__THE REQUEST__
Using the records below, locate all lines containing "presiunii" and return them.

(A run of records)
○ ○ ○ ○

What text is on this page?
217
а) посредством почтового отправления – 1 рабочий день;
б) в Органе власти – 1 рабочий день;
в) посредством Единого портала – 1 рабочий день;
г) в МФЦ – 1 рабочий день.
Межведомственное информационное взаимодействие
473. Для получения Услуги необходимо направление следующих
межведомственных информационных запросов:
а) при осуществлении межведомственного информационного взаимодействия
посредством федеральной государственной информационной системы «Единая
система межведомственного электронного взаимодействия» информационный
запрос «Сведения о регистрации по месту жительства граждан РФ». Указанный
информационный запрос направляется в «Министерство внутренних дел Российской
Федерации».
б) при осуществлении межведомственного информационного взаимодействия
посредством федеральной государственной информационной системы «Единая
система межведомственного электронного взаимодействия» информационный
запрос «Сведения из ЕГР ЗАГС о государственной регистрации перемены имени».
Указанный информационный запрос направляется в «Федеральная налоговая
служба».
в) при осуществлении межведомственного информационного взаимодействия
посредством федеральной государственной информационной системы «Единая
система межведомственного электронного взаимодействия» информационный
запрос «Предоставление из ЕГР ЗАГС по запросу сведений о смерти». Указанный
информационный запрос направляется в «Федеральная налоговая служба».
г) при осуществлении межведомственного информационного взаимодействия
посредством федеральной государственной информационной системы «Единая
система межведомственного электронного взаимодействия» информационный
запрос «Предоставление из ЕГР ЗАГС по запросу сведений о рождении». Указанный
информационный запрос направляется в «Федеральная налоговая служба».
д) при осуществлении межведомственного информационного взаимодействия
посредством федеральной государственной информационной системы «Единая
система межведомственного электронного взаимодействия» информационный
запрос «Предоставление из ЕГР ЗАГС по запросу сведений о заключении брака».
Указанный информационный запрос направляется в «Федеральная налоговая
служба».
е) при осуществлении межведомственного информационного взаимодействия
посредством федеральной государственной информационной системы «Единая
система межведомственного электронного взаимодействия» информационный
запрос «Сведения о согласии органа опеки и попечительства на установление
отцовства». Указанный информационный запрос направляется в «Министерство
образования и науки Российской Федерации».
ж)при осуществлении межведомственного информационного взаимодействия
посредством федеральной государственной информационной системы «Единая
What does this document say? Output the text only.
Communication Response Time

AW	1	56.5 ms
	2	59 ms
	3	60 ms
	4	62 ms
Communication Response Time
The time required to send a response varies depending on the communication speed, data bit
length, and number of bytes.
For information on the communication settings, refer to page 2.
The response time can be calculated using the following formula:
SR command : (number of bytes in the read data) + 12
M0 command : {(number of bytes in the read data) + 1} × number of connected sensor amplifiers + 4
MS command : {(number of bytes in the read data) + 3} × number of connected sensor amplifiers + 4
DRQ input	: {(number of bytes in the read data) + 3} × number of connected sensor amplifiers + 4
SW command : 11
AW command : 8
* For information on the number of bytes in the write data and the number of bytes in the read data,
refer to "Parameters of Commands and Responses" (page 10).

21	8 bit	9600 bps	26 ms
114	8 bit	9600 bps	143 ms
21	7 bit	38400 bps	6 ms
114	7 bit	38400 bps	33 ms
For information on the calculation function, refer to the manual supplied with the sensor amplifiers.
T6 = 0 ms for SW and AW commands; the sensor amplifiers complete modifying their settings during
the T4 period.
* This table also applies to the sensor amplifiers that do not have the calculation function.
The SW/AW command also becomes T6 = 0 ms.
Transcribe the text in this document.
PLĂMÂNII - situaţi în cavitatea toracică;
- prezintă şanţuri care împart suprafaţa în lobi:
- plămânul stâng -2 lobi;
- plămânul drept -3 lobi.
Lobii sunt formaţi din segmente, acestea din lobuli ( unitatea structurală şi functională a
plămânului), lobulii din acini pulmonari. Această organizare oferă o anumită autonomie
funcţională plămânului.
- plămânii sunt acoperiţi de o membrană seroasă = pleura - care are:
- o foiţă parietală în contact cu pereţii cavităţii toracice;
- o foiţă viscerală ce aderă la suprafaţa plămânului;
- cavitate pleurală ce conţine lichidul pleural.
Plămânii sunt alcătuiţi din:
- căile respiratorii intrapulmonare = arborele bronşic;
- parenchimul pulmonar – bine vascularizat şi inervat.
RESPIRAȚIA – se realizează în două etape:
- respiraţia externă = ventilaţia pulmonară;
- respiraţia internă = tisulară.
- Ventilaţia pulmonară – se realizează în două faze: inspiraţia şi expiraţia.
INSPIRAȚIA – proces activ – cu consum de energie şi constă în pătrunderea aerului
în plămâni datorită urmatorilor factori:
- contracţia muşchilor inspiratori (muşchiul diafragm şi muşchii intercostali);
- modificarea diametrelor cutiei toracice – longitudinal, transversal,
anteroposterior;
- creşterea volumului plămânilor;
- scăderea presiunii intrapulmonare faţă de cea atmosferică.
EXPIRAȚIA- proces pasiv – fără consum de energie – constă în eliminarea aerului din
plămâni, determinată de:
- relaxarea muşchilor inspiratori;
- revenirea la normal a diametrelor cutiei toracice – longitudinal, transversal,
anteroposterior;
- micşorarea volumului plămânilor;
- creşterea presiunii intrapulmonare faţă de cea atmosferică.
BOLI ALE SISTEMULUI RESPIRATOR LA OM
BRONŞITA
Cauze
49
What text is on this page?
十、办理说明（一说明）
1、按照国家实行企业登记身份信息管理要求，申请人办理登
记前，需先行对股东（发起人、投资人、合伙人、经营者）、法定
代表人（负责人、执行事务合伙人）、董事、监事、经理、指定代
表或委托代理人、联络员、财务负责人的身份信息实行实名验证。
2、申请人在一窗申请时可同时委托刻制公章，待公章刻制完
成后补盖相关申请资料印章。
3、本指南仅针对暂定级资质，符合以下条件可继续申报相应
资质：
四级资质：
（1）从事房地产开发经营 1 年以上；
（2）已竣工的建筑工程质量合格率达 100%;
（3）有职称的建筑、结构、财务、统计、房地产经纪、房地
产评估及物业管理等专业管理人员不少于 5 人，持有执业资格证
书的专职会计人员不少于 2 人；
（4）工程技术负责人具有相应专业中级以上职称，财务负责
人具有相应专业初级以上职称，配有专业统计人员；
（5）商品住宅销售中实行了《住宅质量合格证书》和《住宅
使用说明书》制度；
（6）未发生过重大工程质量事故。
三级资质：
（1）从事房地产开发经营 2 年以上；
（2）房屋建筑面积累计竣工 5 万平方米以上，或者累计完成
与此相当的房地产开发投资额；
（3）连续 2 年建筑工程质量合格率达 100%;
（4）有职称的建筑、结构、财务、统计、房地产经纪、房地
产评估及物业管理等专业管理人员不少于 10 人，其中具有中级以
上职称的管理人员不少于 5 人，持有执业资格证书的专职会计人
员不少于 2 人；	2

○ ○ ○ ○

__FULL ANSWER__
- scăderea presiunii intrapulmonare faţă de cea atmosferică.
- creşterea presiunii intrapulmonare faţă de cea atmosferică.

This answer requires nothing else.